-- BEGIN Input --

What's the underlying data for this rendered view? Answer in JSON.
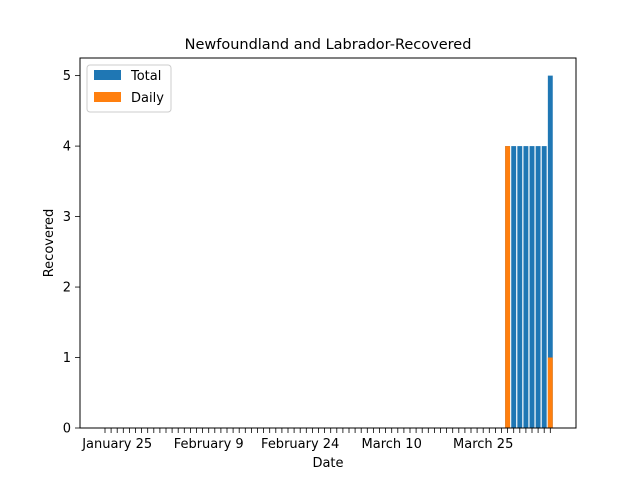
{
  "chart_data": {
    "type": "bar",
    "title": "Newfoundland and Labrador-Recovered",
    "xlabel": "Date",
    "ylabel": "Recovered",
    "x_tick_labels": [
      "January 25",
      "February 9",
      "February 24",
      "March 10",
      "March 25"
    ],
    "y_ticks": [
      0,
      1,
      2,
      3,
      4,
      5
    ],
    "ylim": [
      0,
      5.25
    ],
    "grid": false,
    "legend_position": "top-left",
    "dates": [
      "January 23",
      "January 24",
      "January 25",
      "January 26",
      "January 27",
      "January 28",
      "January 29",
      "January 30",
      "January 31",
      "February 1",
      "February 2",
      "February 3",
      "February 4",
      "February 5",
      "February 6",
      "February 7",
      "February 8",
      "February 9",
      "February 10",
      "February 11",
      "February 12",
      "February 13",
      "February 14",
      "February 15",
      "February 16",
      "February 17",
      "February 18",
      "February 19",
      "February 20",
      "February 21",
      "February 22",
      "February 23",
      "February 24",
      "February 25",
      "February 26",
      "February 27",
      "February 28",
      "February 29",
      "March 1",
      "March 2",
      "March 3",
      "March 4",
      "March 5",
      "March 6",
      "March 7",
      "March 8",
      "March 9",
      "March 10",
      "March 11",
      "March 12",
      "March 13",
      "March 14",
      "March 15",
      "March 16",
      "March 17",
      "March 18",
      "March 19",
      "March 20",
      "March 21",
      "March 22",
      "March 23",
      "March 24",
      "March 25",
      "March 26",
      "March 27",
      "March 28",
      "March 29",
      "March 30",
      "March 31",
      "April 1",
      "April 2",
      "April 3",
      "April 4",
      "April 5"
    ],
    "series": [
      {
        "name": "Total",
        "color": "#1f77b4",
        "values": [
          0,
          0,
          0,
          0,
          0,
          0,
          0,
          0,
          0,
          0,
          0,
          0,
          0,
          0,
          0,
          0,
          0,
          0,
          0,
          0,
          0,
          0,
          0,
          0,
          0,
          0,
          0,
          0,
          0,
          0,
          0,
          0,
          0,
          0,
          0,
          0,
          0,
          0,
          0,
          0,
          0,
          0,
          0,
          0,
          0,
          0,
          0,
          0,
          0,
          0,
          0,
          0,
          0,
          0,
          0,
          0,
          0,
          0,
          0,
          0,
          0,
          0,
          0,
          0,
          0,
          0,
          4,
          4,
          4,
          4,
          4,
          4,
          4,
          5
        ]
      },
      {
        "name": "Daily",
        "color": "#ff7f0e",
        "values": [
          0,
          0,
          0,
          0,
          0,
          0,
          0,
          0,
          0,
          0,
          0,
          0,
          0,
          0,
          0,
          0,
          0,
          0,
          0,
          0,
          0,
          0,
          0,
          0,
          0,
          0,
          0,
          0,
          0,
          0,
          0,
          0,
          0,
          0,
          0,
          0,
          0,
          0,
          0,
          0,
          0,
          0,
          0,
          0,
          0,
          0,
          0,
          0,
          0,
          0,
          0,
          0,
          0,
          0,
          0,
          0,
          0,
          0,
          0,
          0,
          0,
          0,
          0,
          0,
          0,
          0,
          4,
          0,
          0,
          0,
          0,
          0,
          0,
          1
        ]
      }
    ]
  }
}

-- END Input --

__Instructions for the task__
Without the pictures, write out all of the material exactly.

__Reply to the exercise__
What's the underlying data for this rendered view? Answer in JSON.
{
  "chart_data": {
    "type": "bar",
    "title": "Newfoundland and Labrador-Recovered",
    "xlabel": "Date",
    "ylabel": "Recovered",
    "x_tick_labels": [
      "January 25",
      "February 9",
      "February 24",
      "March 10",
      "March 25"
    ],
    "y_ticks": [
      0,
      1,
      2,
      3,
      4,
      5
    ],
    "ylim": [
      0,
      5.25
    ],
    "grid": false,
    "legend_position": "top-left",
    "dates": [
      "January 23",
      "January 24",
      "January 25",
      "January 26",
      "January 27",
      "January 28",
      "January 29",
      "January 30",
      "January 31",
      "February 1",
      "February 2",
      "February 3",
      "February 4",
      "February 5",
      "February 6",
      "February 7",
      "February 8",
      "February 9",
      "February 10",
      "February 11",
      "February 12",
      "February 13",
      "February 14",
      "February 15",
      "February 16",
      "February 17",
      "February 18",
      "February 19",
      "February 20",
      "February 21",
      "February 22",
      "February 23",
      "February 24",
      "February 25",
      "February 26",
      "February 27",
      "February 28",
      "February 29",
      "March 1",
      "March 2",
      "March 3",
      "March 4",
      "March 5",
      "March 6",
      "March 7",
      "March 8",
      "March 9",
      "March 10",
      "March 11",
      "March 12",
      "March 13",
      "March 14",
      "March 15",
      "March 16",
      "March 17",
      "March 18",
      "March 19",
      "March 20",
      "March 21",
      "March 22",
      "March 23",
      "March 24",
      "March 25",
      "March 26",
      "March 27",
      "March 28",
      "March 29",
      "March 30",
      "March 31",
      "April 1",
      "April 2",
      "April 3",
      "April 4",
      "April 5"
    ],
    "series": [
      {
        "name": "Total",
        "color": "#1f77b4",
        "values": [
          0,
          0,
          0,
          0,
          0,
          0,
          0,
          0,
          0,
          0,
          0,
          0,
          0,
          0,
          0,
          0,
          0,
          0,
          0,
          0,
          0,
          0,
          0,
          0,
          0,
          0,
          0,
          0,
          0,
          0,
          0,
          0,
          0,
          0,
          0,
          0,
          0,
          0,
          0,
          0,
          0,
          0,
          0,
          0,
          0,
          0,
          0,
          0,
          0,
          0,
          0,
          0,
          0,
          0,
          0,
          0,
          0,
          0,
          0,
          0,
          0,
          0,
          0,
          0,
          0,
          0,
          4,
          4,
          4,
          4,
          4,
          4,
          4,
          5
        ]
      },
      {
        "name": "Daily",
        "color": "#ff7f0e",
        "values": [
          0,
          0,
          0,
          0,
          0,
          0,
          0,
          0,
          0,
          0,
          0,
          0,
          0,
          0,
          0,
          0,
          0,
          0,
          0,
          0,
          0,
          0,
          0,
          0,
          0,
          0,
          0,
          0,
          0,
          0,
          0,
          0,
          0,
          0,
          0,
          0,
          0,
          0,
          0,
          0,
          0,
          0,
          0,
          0,
          0,
          0,
          0,
          0,
          0,
          0,
          0,
          0,
          0,
          0,
          0,
          0,
          0,
          0,
          0,
          0,
          0,
          0,
          0,
          0,
          0,
          0,
          4,
          0,
          0,
          0,
          0,
          0,
          0,
          1
        ]
      }
    ]
  }
}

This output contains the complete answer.